## SET TASK
Below is a block of records; repeat all of them exactly.
• • •
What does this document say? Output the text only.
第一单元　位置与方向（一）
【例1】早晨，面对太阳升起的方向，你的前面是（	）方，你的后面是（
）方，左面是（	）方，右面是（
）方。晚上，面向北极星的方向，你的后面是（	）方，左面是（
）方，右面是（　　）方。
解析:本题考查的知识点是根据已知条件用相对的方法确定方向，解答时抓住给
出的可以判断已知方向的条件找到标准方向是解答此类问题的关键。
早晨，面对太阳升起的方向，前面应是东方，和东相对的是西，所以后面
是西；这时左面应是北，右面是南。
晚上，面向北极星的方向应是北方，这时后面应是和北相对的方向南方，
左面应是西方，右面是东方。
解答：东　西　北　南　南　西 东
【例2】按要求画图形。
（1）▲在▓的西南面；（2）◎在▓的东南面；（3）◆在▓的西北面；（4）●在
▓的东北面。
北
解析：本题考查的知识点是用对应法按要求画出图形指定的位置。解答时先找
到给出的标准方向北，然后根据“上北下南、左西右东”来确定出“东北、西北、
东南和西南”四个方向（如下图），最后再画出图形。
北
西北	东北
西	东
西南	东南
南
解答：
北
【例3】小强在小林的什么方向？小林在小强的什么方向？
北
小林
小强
• • •
## CORRECT OUTPUT
What does this document say? Output the text only.
第一单元　位置与方向（一）
【例1】早晨，面对太阳升起的方向，你的前面是（	）方，你的后面是（
）方，左面是（	）方，右面是（
）方。晚上，面向北极星的方向，你的后面是（	）方，左面是（
）方，右面是（　　）方。
解析:本题考查的知识点是根据已知条件用相对的方法确定方向，解答时抓住给
出的可以判断已知方向的条件找到标准方向是解答此类问题的关键。
早晨，面对太阳升起的方向，前面应是东方，和东相对的是西，所以后面
是西；这时左面应是北，右面是南。
晚上，面向北极星的方向应是北方，这时后面应是和北相对的方向南方，
左面应是西方，右面是东方。
解答：东　西　北　南　南　西 东
【例2】按要求画图形。
（1）▲在▓的西南面；（2）◎在▓的东南面；（3）◆在▓的西北面；（4）●在
▓的东北面。
北
解析：本题考查的知识点是用对应法按要求画出图形指定的位置。解答时先找
到给出的标准方向北，然后根据“上北下南、左西右东”来确定出“东北、西北、
东南和西南”四个方向（如下图），最后再画出图形。
北
西北	东北
西	东
西南	东南
南
解答：
北
【例3】小强在小林的什么方向？小林在小强的什么方向？
北
小林
小强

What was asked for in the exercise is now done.